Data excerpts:
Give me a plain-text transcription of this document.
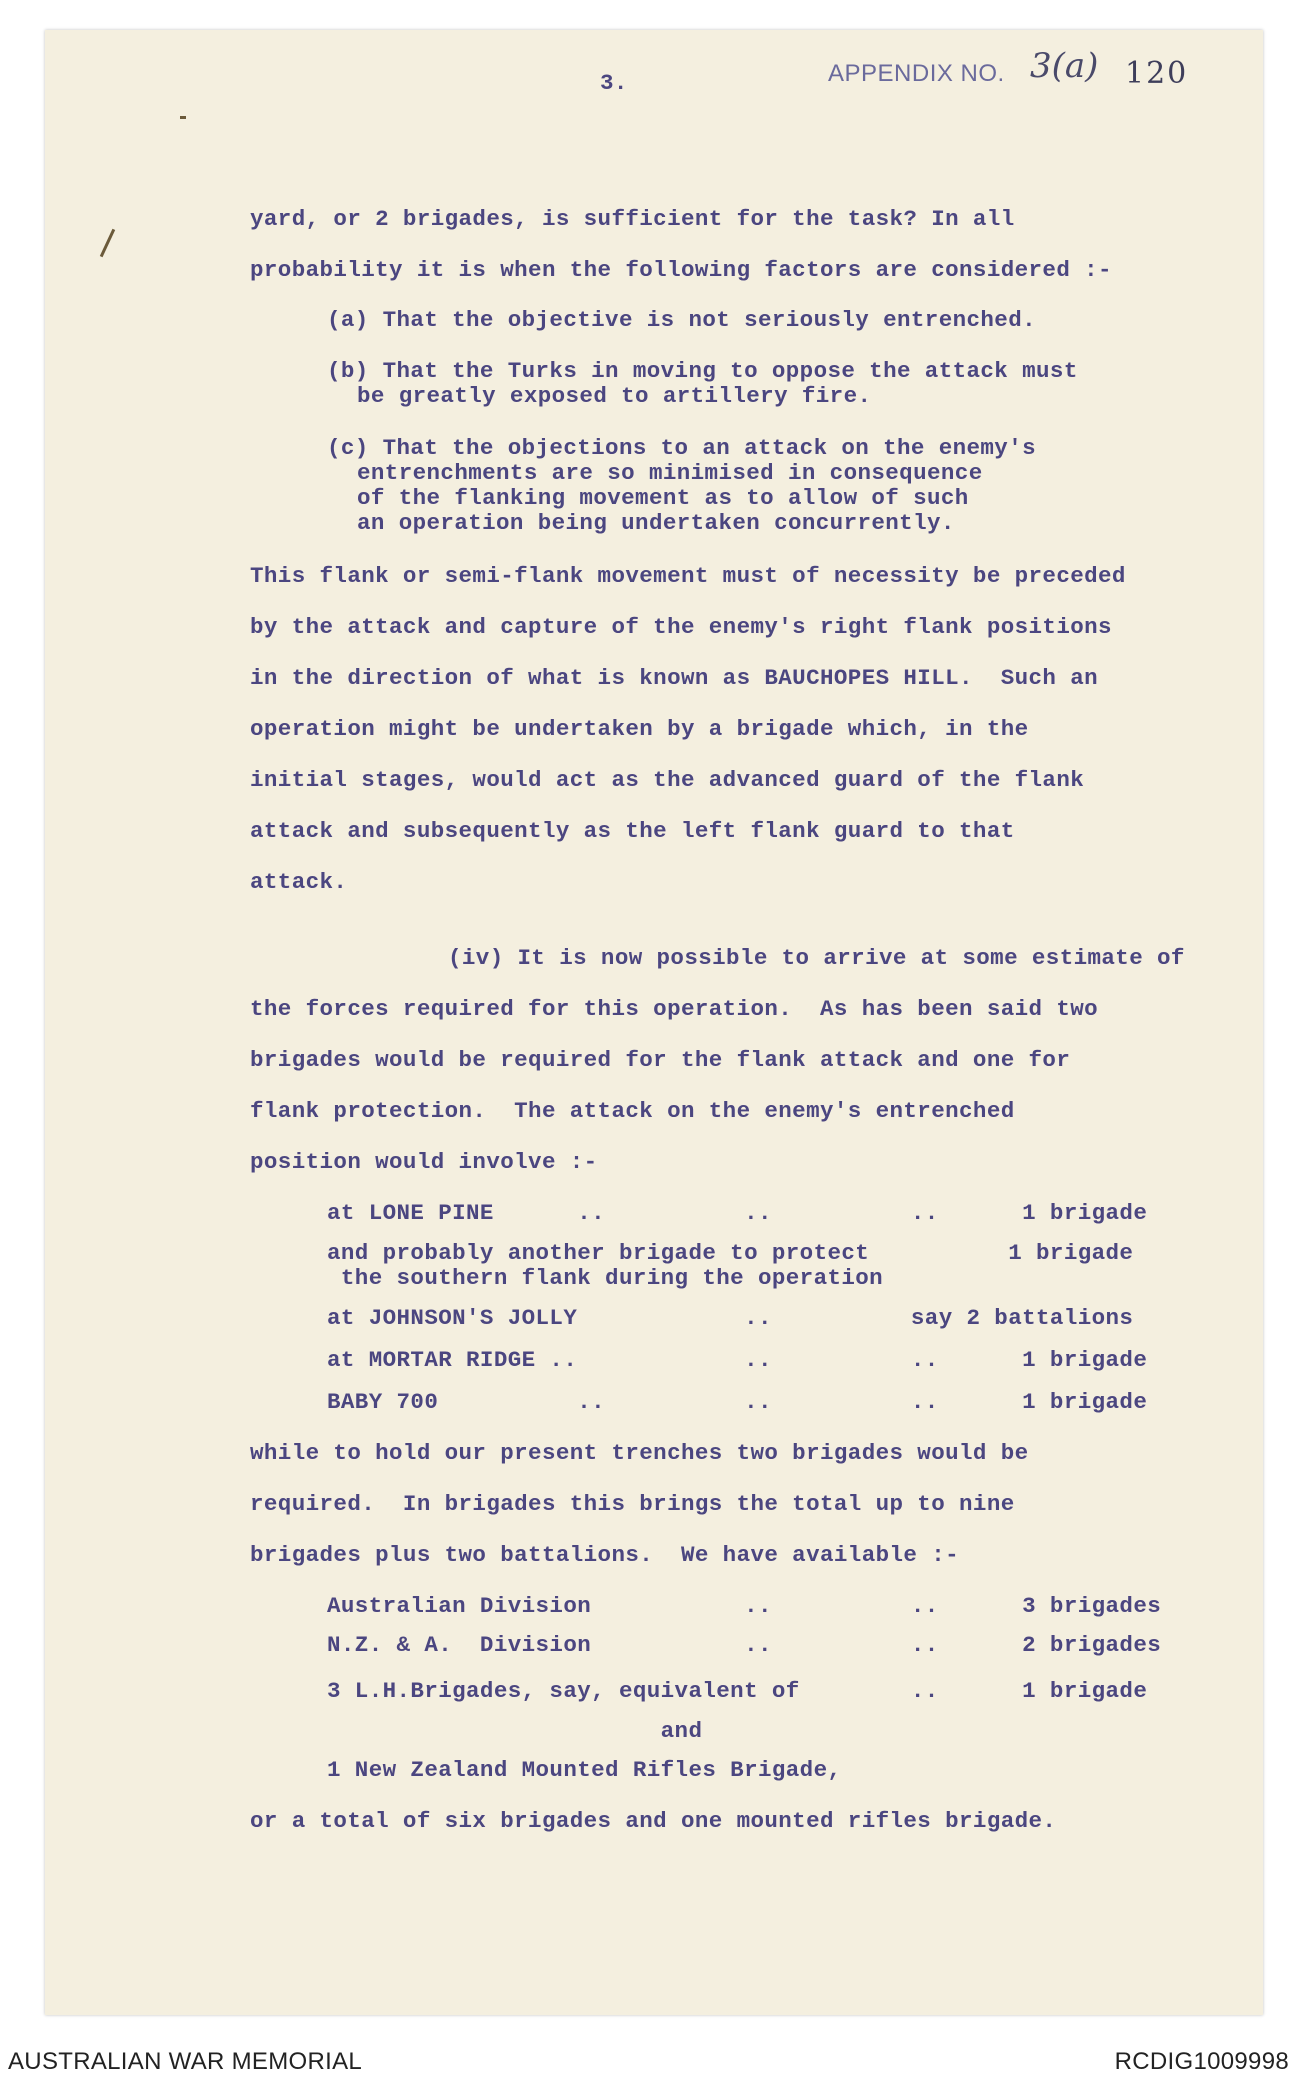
3.	APPENDIX NO. 3(a) 120
yard, or 2 brigades, is sufficient for the task? In all
probability it is when the following factors are considered :-
(a) That the objective is not seriously entrenched.
(b) That the Turks in moving to oppose the attack must
be greatly exposed to artillery fire.
(c) That the objections to an attack on the enemy's
entrenchments are so minimised in consequence
of the flanking movement as to allow of such
an operation being undertaken concurrently.
This flank or semi-flank movement must of necessity be preceded
by the attack and capture of the enemy's right flank positions
in the direction of what is known as BAUCHOPES HILL.  Such an
operation might be undertaken by a brigade which, in the
initial stages, would act as the advanced guard of the flank
attack and subsequently as the left flank guard to that
attack.
(iv) It is now possible to arrive at some estimate of
the forces required for this operation.  As has been said two
brigades would be required for the flank attack and one for
flank protection.  The attack on the enemy's entrenched
position would involve :-
at LONE PINE      ..          ..          ..      1 brigade
and probably another brigade to protect          1 brigade
the southern flank during the operation
at JOHNSON'S JOLLY            ..          say 2 battalions
at MORTAR RIDGE ..            ..          ..      1 brigade
BABY 700          ..          ..          ..      1 brigade
while to hold our present trenches two brigades would be
required.  In brigades this brings the total up to nine
brigades plus two battalions.  We have available :-
Australian Division           ..          ..      3 brigades
N.Z. & A.  Division           ..          ..      2 brigades
3 L.H.Brigades, say, equivalent of        ..      1 brigade
and
1 New Zealand Mounted Rifles Brigade,
or a total of six brigades and one mounted rifles brigade.
AUSTRALIAN WAR MEMORIAL	RCDIG1009998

Directions: Every entry above should be duplicated exactly. Do not include the images.

Correct answer:
Give me a plain-text transcription of this document.
3.	APPENDIX NO. 3(a) 120
yard, or 2 brigades, is sufficient for the task? In all
probability it is when the following factors are considered :-
(a) That the objective is not seriously entrenched.
(b) That the Turks in moving to oppose the attack must
be greatly exposed to artillery fire.
(c) That the objections to an attack on the enemy's
entrenchments are so minimised in consequence
of the flanking movement as to allow of such
an operation being undertaken concurrently.
This flank or semi-flank movement must of necessity be preceded
by the attack and capture of the enemy's right flank positions
in the direction of what is known as BAUCHOPES HILL.  Such an
operation might be undertaken by a brigade which, in the
initial stages, would act as the advanced guard of the flank
attack and subsequently as the left flank guard to that
attack.
(iv) It is now possible to arrive at some estimate of
the forces required for this operation.  As has been said two
brigades would be required for the flank attack and one for
flank protection.  The attack on the enemy's entrenched
position would involve :-
at LONE PINE      ..          ..          ..      1 brigade
and probably another brigade to protect          1 brigade
the southern flank during the operation
at JOHNSON'S JOLLY            ..          say 2 battalions
at MORTAR RIDGE ..            ..          ..      1 brigade
BABY 700          ..          ..          ..      1 brigade
while to hold our present trenches two brigades would be
required.  In brigades this brings the total up to nine
brigades plus two battalions.  We have available :-
Australian Division           ..          ..      3 brigades
N.Z. & A.  Division           ..          ..      2 brigades
3 L.H.Brigades, say, equivalent of        ..      1 brigade
and
1 New Zealand Mounted Rifles Brigade,
or a total of six brigades and one mounted rifles brigade.
AUSTRALIAN WAR MEMORIAL	RCDIG1009998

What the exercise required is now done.